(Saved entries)
· · ·

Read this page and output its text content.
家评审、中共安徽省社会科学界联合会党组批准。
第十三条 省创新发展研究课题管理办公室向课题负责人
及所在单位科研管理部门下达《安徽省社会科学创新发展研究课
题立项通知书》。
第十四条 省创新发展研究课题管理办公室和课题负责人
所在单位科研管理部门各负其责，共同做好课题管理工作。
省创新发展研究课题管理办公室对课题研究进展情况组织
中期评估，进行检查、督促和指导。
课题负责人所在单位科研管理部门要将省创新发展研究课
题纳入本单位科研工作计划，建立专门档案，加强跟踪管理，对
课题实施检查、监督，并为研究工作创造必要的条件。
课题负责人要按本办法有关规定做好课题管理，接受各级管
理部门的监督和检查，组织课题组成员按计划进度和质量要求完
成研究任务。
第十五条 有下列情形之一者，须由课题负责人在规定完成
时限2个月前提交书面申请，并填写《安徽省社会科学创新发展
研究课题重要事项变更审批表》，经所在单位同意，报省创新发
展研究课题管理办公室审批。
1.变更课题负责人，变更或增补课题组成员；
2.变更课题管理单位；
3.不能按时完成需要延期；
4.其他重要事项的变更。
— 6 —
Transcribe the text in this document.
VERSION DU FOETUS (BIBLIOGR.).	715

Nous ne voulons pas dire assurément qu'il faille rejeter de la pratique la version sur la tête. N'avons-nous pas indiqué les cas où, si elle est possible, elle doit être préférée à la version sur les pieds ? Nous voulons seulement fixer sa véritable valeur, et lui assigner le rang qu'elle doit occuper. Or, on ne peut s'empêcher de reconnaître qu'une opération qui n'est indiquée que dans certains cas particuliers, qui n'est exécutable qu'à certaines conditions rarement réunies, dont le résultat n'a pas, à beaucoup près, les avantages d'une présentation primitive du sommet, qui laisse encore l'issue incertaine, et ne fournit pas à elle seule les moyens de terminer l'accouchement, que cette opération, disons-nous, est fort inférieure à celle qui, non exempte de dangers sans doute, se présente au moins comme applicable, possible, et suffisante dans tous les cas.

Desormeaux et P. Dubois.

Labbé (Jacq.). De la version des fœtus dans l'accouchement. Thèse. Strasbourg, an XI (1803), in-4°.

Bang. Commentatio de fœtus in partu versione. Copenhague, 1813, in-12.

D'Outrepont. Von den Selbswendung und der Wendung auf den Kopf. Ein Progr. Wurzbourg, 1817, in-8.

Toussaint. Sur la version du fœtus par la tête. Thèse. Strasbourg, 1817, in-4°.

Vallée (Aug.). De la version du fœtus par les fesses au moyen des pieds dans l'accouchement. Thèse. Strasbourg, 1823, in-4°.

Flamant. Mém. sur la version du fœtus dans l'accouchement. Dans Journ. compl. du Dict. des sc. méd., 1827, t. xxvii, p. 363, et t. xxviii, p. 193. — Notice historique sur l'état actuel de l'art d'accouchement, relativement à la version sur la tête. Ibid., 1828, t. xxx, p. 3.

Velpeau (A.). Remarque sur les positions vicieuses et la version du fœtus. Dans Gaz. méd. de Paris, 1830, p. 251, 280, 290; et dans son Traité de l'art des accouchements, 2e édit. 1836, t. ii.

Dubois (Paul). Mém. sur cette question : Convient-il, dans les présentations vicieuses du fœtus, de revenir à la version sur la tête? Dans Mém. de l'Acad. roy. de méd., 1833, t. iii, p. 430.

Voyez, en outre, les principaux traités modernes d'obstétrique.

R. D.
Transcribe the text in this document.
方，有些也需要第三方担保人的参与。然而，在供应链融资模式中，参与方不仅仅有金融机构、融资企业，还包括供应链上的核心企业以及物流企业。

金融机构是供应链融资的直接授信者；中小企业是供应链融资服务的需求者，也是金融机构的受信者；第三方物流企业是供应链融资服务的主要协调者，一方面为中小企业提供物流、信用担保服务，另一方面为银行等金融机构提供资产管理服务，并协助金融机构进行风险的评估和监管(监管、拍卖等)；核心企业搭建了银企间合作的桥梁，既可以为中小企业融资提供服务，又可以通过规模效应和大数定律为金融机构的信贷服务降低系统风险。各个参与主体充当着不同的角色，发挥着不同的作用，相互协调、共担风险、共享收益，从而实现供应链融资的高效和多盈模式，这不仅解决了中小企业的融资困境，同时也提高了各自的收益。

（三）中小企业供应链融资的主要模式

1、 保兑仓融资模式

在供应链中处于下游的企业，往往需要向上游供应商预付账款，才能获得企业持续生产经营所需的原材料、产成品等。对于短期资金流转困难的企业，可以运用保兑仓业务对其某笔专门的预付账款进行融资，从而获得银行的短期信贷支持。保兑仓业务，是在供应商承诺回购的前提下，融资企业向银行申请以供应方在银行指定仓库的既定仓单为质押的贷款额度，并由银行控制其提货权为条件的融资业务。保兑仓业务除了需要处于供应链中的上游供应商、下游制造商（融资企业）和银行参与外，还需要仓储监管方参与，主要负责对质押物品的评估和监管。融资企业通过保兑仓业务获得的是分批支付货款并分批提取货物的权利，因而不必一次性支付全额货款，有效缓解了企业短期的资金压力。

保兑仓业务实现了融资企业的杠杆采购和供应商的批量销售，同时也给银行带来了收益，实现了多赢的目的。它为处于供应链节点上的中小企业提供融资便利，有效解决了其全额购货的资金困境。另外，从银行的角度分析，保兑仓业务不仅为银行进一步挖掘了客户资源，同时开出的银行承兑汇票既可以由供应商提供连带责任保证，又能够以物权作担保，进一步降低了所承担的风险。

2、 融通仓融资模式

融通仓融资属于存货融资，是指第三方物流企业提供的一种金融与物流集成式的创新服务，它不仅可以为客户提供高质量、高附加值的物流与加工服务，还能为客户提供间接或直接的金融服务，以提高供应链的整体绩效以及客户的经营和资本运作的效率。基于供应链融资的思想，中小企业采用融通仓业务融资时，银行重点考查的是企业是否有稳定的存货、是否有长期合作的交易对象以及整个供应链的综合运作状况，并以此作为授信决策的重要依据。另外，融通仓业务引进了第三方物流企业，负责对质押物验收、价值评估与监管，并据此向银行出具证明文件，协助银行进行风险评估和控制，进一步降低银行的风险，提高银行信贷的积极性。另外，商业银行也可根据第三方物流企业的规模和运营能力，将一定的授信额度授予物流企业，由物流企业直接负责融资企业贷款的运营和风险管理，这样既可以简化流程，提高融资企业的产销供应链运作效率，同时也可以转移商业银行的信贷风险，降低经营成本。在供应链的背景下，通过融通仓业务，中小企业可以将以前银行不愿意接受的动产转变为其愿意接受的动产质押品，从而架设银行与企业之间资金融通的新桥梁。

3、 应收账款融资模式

· · ·

Extract all of the material exactly as it is written.

• Output for this task:
Read this page and output its text content.
家评审、中共安徽省社会科学界联合会党组批准。
第十三条 省创新发展研究课题管理办公室向课题负责人
及所在单位科研管理部门下达《安徽省社会科学创新发展研究课
题立项通知书》。
第十四条 省创新发展研究课题管理办公室和课题负责人
所在单位科研管理部门各负其责，共同做好课题管理工作。
省创新发展研究课题管理办公室对课题研究进展情况组织
中期评估，进行检查、督促和指导。
课题负责人所在单位科研管理部门要将省创新发展研究课
题纳入本单位科研工作计划，建立专门档案，加强跟踪管理，对
课题实施检查、监督，并为研究工作创造必要的条件。
课题负责人要按本办法有关规定做好课题管理，接受各级管
理部门的监督和检查，组织课题组成员按计划进度和质量要求完
成研究任务。
第十五条 有下列情形之一者，须由课题负责人在规定完成
时限2个月前提交书面申请，并填写《安徽省社会科学创新发展
研究课题重要事项变更审批表》，经所在单位同意，报省创新发
展研究课题管理办公室审批。
1.变更课题负责人，变更或增补课题组成员；
2.变更课题管理单位；
3.不能按时完成需要延期；
4.其他重要事项的变更。
— 6 —
Transcribe the text in this document.
VERSION DU FOETUS (BIBLIOGR.).	715

Nous ne voulons pas dire assurément qu'il faille rejeter de la pratique la version sur la tête. N'avons-nous pas indiqué les cas où, si elle est possible, elle doit être préférée à la version sur les pieds ? Nous voulons seulement fixer sa véritable valeur, et lui assigner le rang qu'elle doit occuper. Or, on ne peut s'empêcher de reconnaître qu'une opération qui n'est indiquée que dans certains cas particuliers, qui n'est exécutable qu'à certaines conditions rarement réunies, dont le résultat n'a pas, à beaucoup près, les avantages d'une présentation primitive du sommet, qui laisse encore l'issue incertaine, et ne fournit pas à elle seule les moyens de terminer l'accouchement, que cette opération, disons-nous, est fort inférieure à celle qui, non exempte de dangers sans doute, se présente au moins comme applicable, possible, et suffisante dans tous les cas.

Desormeaux et P. Dubois.

Labbé (Jacq.). De la version des fœtus dans l'accouchement. Thèse. Strasbourg, an XI (1803), in-4°.

Bang. Commentatio de fœtus in partu versione. Copenhague, 1813, in-12.

D'Outrepont. Von den Selbswendung und der Wendung auf den Kopf. Ein Progr. Wurzbourg, 1817, in-8.

Toussaint. Sur la version du fœtus par la tête. Thèse. Strasbourg, 1817, in-4°.

Vallée (Aug.). De la version du fœtus par les fesses au moyen des pieds dans l'accouchement. Thèse. Strasbourg, 1823, in-4°.

Flamant. Mém. sur la version du fœtus dans l'accouchement. Dans Journ. compl. du Dict. des sc. méd., 1827, t. xxvii, p. 363, et t. xxviii, p. 193. — Notice historique sur l'état actuel de l'art d'accouchement, relativement à la version sur la tête. Ibid., 1828, t. xxx, p. 3.

Velpeau (A.). Remarque sur les positions vicieuses et la version du fœtus. Dans Gaz. méd. de Paris, 1830, p. 251, 280, 290; et dans son Traité de l'art des accouchements, 2e édit. 1836, t. ii.

Dubois (Paul). Mém. sur cette question : Convient-il, dans les présentations vicieuses du fœtus, de revenir à la version sur la tête? Dans Mém. de l'Acad. roy. de méd., 1833, t. iii, p. 430.

Voyez, en outre, les principaux traités modernes d'obstétrique.

R. D.
Transcribe the text in this document.
方，有些也需要第三方担保人的参与。然而，在供应链融资模式中，参与方不仅仅有金融机构、融资企业，还包括供应链上的核心企业以及物流企业。

金融机构是供应链融资的直接授信者；中小企业是供应链融资服务的需求者，也是金融机构的受信者；第三方物流企业是供应链融资服务的主要协调者，一方面为中小企业提供物流、信用担保服务，另一方面为银行等金融机构提供资产管理服务，并协助金融机构进行风险的评估和监管(监管、拍卖等)；核心企业搭建了银企间合作的桥梁，既可以为中小企业融资提供服务，又可以通过规模效应和大数定律为金融机构的信贷服务降低系统风险。各个参与主体充当着不同的角色，发挥着不同的作用，相互协调、共担风险、共享收益，从而实现供应链融资的高效和多盈模式，这不仅解决了中小企业的融资困境，同时也提高了各自的收益。

（三）中小企业供应链融资的主要模式

1、 保兑仓融资模式

在供应链中处于下游的企业，往往需要向上游供应商预付账款，才能获得企业持续生产经营所需的原材料、产成品等。对于短期资金流转困难的企业，可以运用保兑仓业务对其某笔专门的预付账款进行融资，从而获得银行的短期信贷支持。保兑仓业务，是在供应商承诺回购的前提下，融资企业向银行申请以供应方在银行指定仓库的既定仓单为质押的贷款额度，并由银行控制其提货权为条件的融资业务。保兑仓业务除了需要处于供应链中的上游供应商、下游制造商（融资企业）和银行参与外，还需要仓储监管方参与，主要负责对质押物品的评估和监管。融资企业通过保兑仓业务获得的是分批支付货款并分批提取货物的权利，因而不必一次性支付全额货款，有效缓解了企业短期的资金压力。

保兑仓业务实现了融资企业的杠杆采购和供应商的批量销售，同时也给银行带来了收益，实现了多赢的目的。它为处于供应链节点上的中小企业提供融资便利，有效解决了其全额购货的资金困境。另外，从银行的角度分析，保兑仓业务不仅为银行进一步挖掘了客户资源，同时开出的银行承兑汇票既可以由供应商提供连带责任保证，又能够以物权作担保，进一步降低了所承担的风险。

2、 融通仓融资模式

融通仓融资属于存货融资，是指第三方物流企业提供的一种金融与物流集成式的创新服务，它不仅可以为客户提供高质量、高附加值的物流与加工服务，还能为客户提供间接或直接的金融服务，以提高供应链的整体绩效以及客户的经营和资本运作的效率。基于供应链融资的思想，中小企业采用融通仓业务融资时，银行重点考查的是企业是否有稳定的存货、是否有长期合作的交易对象以及整个供应链的综合运作状况，并以此作为授信决策的重要依据。另外，融通仓业务引进了第三方物流企业，负责对质押物验收、价值评估与监管，并据此向银行出具证明文件，协助银行进行风险评估和控制，进一步降低银行的风险，提高银行信贷的积极性。另外，商业银行也可根据第三方物流企业的规模和运营能力，将一定的授信额度授予物流企业，由物流企业直接负责融资企业贷款的运营和风险管理，这样既可以简化流程，提高融资企业的产销供应链运作效率，同时也可以转移商业银行的信贷风险，降低经营成本。在供应链的背景下，通过融通仓业务，中小企业可以将以前银行不愿意接受的动产转变为其愿意接受的动产质押品，从而架设银行与企业之间资金融通的新桥梁。

3、 应收账款融资模式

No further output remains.